- _EXERCISE GOAL_:
Check every line below for the word "Both" and show those that hold it.
──────── DATA ROWS ────────
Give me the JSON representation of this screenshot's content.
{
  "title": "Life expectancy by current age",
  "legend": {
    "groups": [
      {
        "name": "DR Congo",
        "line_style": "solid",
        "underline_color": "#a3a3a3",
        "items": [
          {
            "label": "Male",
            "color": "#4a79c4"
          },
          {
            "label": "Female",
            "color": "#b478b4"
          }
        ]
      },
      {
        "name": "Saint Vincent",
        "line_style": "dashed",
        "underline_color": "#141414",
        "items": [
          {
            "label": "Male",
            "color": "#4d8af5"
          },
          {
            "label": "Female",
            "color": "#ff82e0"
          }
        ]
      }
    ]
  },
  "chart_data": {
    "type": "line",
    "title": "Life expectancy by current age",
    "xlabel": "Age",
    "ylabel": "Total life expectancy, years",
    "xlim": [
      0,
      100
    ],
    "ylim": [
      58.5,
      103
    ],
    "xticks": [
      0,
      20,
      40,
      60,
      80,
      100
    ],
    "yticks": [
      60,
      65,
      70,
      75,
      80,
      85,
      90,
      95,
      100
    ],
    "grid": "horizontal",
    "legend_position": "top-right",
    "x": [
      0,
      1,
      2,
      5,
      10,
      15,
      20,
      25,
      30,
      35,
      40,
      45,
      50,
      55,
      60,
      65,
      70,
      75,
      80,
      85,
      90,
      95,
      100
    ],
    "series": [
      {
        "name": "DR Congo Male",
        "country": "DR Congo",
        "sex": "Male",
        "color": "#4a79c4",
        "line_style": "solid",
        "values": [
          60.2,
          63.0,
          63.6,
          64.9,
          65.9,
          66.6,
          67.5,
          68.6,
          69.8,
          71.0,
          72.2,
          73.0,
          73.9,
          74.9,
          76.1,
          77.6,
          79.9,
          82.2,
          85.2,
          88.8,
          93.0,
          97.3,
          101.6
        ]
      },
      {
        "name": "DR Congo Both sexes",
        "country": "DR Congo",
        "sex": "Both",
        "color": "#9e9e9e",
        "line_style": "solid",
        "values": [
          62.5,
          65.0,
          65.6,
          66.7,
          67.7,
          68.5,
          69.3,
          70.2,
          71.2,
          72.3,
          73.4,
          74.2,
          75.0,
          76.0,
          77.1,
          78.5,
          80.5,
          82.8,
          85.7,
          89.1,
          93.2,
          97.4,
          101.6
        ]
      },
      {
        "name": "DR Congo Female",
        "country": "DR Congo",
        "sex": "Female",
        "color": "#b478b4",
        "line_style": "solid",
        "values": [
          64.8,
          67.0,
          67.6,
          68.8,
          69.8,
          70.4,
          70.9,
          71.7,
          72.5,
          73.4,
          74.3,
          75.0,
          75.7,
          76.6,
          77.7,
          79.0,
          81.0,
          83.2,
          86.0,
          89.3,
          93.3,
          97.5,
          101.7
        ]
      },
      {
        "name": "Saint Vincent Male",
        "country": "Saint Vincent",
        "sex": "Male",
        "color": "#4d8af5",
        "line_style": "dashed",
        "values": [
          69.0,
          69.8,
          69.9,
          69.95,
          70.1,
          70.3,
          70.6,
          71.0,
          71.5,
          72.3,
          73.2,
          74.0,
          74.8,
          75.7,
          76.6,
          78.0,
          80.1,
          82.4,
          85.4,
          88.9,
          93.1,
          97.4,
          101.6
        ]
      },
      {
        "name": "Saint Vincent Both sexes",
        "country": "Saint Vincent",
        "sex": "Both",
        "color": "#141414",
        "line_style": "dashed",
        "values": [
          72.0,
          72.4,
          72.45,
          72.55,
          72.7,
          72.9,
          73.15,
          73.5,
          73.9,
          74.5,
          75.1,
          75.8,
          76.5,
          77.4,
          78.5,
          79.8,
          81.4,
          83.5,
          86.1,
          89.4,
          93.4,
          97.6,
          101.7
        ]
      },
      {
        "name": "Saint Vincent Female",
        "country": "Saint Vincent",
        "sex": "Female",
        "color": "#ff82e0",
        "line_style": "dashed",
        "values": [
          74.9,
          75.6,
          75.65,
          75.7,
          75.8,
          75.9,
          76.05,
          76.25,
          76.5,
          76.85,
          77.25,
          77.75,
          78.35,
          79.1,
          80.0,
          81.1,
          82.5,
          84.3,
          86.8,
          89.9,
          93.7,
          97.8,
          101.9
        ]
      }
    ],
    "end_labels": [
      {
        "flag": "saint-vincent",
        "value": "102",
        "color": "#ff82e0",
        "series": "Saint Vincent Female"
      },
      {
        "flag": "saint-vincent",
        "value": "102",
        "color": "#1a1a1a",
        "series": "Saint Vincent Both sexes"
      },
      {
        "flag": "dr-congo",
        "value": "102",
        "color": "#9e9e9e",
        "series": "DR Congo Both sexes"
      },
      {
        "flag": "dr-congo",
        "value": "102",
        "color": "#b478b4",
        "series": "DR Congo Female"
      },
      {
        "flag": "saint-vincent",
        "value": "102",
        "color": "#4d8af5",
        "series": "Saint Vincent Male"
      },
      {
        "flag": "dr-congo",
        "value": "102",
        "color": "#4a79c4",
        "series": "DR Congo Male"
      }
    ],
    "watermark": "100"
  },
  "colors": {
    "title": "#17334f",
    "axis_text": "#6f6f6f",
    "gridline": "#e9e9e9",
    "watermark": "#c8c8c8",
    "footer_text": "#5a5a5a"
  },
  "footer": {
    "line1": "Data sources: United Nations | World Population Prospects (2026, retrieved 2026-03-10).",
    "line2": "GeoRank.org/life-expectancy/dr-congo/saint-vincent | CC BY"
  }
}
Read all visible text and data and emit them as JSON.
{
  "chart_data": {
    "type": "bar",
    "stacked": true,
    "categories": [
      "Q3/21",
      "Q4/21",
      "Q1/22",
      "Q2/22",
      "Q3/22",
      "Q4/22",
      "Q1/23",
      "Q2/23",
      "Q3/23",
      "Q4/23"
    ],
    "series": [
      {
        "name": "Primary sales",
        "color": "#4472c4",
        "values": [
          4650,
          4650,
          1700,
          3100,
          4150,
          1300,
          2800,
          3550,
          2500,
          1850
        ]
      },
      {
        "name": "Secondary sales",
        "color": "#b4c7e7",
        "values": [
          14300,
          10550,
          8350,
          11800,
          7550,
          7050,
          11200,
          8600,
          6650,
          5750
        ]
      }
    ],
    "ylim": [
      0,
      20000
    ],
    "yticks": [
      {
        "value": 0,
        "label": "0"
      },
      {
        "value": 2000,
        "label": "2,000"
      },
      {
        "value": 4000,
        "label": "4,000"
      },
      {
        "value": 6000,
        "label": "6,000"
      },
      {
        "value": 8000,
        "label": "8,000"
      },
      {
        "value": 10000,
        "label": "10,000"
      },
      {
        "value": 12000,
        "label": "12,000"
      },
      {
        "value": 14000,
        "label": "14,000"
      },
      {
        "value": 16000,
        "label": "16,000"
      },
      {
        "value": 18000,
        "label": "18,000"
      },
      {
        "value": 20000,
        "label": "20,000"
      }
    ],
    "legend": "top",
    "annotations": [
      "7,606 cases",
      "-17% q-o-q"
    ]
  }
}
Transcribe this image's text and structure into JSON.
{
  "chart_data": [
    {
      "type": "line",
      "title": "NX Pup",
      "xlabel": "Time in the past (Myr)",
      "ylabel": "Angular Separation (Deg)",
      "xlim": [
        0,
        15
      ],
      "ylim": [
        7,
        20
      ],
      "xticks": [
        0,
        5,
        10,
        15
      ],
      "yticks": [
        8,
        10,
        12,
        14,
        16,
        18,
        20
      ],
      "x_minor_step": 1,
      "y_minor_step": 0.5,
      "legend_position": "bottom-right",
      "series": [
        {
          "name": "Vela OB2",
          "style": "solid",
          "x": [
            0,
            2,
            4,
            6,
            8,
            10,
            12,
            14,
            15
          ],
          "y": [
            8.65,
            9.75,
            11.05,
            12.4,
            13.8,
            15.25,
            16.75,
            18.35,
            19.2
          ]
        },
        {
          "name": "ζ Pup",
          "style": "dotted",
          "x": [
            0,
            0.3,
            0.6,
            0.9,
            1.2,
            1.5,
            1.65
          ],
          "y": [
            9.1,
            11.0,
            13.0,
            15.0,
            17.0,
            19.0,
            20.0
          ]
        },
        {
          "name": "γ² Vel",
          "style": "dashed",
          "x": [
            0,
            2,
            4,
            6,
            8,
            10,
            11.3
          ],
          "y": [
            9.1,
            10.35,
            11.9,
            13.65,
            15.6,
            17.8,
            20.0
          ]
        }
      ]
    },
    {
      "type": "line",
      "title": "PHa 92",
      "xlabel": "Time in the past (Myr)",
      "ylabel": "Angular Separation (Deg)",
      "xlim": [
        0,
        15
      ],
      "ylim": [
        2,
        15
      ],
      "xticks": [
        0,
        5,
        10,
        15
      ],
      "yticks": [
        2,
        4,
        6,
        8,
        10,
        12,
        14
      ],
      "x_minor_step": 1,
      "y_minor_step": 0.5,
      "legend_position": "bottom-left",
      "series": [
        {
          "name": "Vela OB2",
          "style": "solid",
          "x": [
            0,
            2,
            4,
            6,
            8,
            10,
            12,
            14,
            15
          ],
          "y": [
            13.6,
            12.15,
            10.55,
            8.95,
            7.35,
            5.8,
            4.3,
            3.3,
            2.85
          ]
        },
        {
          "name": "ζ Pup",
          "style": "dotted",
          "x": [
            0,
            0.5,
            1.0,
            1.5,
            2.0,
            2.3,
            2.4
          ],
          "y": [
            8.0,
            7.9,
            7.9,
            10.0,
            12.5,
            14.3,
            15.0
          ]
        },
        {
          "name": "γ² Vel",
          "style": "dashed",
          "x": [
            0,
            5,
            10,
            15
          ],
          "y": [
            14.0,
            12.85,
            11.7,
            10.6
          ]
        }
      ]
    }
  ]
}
────────
- _OUTPUT OF THE EXERCISE_:
        "name": "DR Congo Both sexes",
        "sex": "Both",
        "name": "Saint Vincent Both sexes",
        "sex": "Both",
        "series": "Saint Vincent Both sexes"
        "series": "DR Congo Both sexes"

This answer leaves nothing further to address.